**PROBLEM TO SOLVE:** Copy out each line that has "model" in it.

**MATERIAL FOR THIS TASK:**
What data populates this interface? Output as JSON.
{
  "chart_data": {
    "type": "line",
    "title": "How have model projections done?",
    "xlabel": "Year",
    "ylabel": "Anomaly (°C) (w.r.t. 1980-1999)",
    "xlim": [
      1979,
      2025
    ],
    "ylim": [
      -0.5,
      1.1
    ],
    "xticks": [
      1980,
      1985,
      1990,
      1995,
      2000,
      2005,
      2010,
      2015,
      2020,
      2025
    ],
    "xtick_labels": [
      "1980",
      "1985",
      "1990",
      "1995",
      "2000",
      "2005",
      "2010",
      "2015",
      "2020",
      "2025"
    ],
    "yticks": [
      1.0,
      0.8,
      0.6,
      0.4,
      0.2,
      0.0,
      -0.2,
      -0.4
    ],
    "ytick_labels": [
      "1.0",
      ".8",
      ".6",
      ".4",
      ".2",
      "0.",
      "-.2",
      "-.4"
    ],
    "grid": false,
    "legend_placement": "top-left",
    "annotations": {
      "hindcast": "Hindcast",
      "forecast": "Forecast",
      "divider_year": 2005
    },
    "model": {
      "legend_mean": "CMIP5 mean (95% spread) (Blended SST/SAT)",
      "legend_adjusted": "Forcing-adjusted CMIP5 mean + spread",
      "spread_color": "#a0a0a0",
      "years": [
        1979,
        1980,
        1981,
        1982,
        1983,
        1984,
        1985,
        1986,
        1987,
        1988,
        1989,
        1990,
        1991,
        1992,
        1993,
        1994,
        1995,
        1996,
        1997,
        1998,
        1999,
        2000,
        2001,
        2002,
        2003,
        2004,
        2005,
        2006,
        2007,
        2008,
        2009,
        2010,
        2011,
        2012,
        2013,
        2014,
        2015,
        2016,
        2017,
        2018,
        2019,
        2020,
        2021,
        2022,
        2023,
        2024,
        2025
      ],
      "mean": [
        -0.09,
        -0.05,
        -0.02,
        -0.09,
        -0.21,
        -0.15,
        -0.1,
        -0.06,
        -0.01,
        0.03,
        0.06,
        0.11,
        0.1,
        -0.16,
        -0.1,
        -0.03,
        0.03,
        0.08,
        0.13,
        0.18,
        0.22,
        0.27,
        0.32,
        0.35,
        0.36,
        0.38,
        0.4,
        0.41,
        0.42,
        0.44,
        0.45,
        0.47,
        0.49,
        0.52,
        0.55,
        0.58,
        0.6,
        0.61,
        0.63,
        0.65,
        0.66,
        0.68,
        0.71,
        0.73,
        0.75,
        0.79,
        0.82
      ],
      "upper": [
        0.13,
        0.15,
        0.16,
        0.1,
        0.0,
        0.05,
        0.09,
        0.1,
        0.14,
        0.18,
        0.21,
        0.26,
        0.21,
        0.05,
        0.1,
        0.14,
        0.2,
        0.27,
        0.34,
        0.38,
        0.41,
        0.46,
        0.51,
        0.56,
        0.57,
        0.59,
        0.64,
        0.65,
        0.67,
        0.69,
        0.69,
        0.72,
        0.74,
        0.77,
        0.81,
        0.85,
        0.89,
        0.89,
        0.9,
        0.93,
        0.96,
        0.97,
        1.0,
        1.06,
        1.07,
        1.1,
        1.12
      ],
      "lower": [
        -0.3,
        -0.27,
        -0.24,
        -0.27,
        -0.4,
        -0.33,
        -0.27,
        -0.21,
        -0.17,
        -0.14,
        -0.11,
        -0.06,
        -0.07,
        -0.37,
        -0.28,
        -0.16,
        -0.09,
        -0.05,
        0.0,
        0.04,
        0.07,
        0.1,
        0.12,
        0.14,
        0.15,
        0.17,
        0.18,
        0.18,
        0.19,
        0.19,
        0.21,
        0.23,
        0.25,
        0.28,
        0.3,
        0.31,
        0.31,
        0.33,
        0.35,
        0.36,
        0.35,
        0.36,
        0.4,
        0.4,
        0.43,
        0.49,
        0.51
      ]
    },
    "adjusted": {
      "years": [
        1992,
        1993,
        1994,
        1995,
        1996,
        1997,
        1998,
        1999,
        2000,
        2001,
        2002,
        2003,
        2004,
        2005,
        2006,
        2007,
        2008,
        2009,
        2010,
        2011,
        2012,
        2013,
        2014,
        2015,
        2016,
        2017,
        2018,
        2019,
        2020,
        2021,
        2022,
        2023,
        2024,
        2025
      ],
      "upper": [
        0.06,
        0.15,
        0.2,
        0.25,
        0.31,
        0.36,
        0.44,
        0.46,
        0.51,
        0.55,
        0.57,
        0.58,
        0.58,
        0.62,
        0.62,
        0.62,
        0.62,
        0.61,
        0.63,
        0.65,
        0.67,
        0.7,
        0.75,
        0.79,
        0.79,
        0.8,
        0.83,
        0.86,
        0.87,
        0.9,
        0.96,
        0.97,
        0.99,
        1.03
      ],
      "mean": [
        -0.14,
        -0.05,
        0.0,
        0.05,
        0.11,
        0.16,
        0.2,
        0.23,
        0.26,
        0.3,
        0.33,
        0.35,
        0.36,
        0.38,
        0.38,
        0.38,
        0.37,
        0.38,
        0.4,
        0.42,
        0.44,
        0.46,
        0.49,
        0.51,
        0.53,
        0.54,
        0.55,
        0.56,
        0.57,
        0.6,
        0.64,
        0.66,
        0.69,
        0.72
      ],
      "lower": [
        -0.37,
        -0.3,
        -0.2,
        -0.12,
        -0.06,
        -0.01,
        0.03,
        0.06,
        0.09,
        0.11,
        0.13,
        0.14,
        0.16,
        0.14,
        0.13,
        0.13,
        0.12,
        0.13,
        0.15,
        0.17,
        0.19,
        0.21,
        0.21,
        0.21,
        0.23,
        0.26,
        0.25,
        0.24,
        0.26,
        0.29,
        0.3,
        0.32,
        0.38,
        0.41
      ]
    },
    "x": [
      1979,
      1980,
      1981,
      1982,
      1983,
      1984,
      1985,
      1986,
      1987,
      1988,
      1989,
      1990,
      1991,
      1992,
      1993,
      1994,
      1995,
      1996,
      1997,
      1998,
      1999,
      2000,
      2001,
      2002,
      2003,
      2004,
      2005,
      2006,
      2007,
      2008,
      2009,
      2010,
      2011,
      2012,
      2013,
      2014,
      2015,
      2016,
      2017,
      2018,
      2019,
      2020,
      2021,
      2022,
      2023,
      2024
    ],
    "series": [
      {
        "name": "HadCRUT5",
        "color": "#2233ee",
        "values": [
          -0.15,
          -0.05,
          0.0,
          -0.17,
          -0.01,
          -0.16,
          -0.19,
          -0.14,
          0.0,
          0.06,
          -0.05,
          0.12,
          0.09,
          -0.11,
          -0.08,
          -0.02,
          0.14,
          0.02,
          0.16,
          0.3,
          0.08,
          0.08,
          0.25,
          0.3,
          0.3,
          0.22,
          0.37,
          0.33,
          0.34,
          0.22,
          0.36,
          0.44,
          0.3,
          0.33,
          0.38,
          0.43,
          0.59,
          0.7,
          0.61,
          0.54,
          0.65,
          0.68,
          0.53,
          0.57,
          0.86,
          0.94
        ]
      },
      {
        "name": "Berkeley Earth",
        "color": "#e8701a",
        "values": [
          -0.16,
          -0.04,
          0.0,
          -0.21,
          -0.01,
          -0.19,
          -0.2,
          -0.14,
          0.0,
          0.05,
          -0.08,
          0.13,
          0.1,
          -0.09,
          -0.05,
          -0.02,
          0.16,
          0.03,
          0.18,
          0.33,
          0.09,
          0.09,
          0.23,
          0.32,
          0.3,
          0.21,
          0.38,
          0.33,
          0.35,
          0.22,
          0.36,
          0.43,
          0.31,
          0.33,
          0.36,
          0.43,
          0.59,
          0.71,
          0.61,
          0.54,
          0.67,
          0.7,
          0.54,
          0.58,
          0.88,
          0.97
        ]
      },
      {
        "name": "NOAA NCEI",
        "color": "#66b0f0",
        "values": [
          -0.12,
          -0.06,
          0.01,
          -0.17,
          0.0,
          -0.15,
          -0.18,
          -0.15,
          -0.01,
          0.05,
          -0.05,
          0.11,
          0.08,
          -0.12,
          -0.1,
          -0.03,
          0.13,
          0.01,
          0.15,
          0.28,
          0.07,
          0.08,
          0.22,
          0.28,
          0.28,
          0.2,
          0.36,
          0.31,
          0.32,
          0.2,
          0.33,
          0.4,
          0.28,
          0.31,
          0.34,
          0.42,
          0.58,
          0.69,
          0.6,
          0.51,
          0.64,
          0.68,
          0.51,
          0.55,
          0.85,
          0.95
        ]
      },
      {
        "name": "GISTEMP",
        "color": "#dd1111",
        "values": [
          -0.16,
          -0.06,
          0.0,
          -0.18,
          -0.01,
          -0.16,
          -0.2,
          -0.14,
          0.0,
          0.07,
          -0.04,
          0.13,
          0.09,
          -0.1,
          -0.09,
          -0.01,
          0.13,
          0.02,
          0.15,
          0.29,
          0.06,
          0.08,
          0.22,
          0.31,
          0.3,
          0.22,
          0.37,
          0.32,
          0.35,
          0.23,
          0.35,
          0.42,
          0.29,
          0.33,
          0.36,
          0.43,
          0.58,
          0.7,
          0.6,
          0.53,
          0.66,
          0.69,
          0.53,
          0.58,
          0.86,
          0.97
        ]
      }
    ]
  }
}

**RESULT OF THE EXERCISE:**
    "title": "How have model projections done?",
    "model": {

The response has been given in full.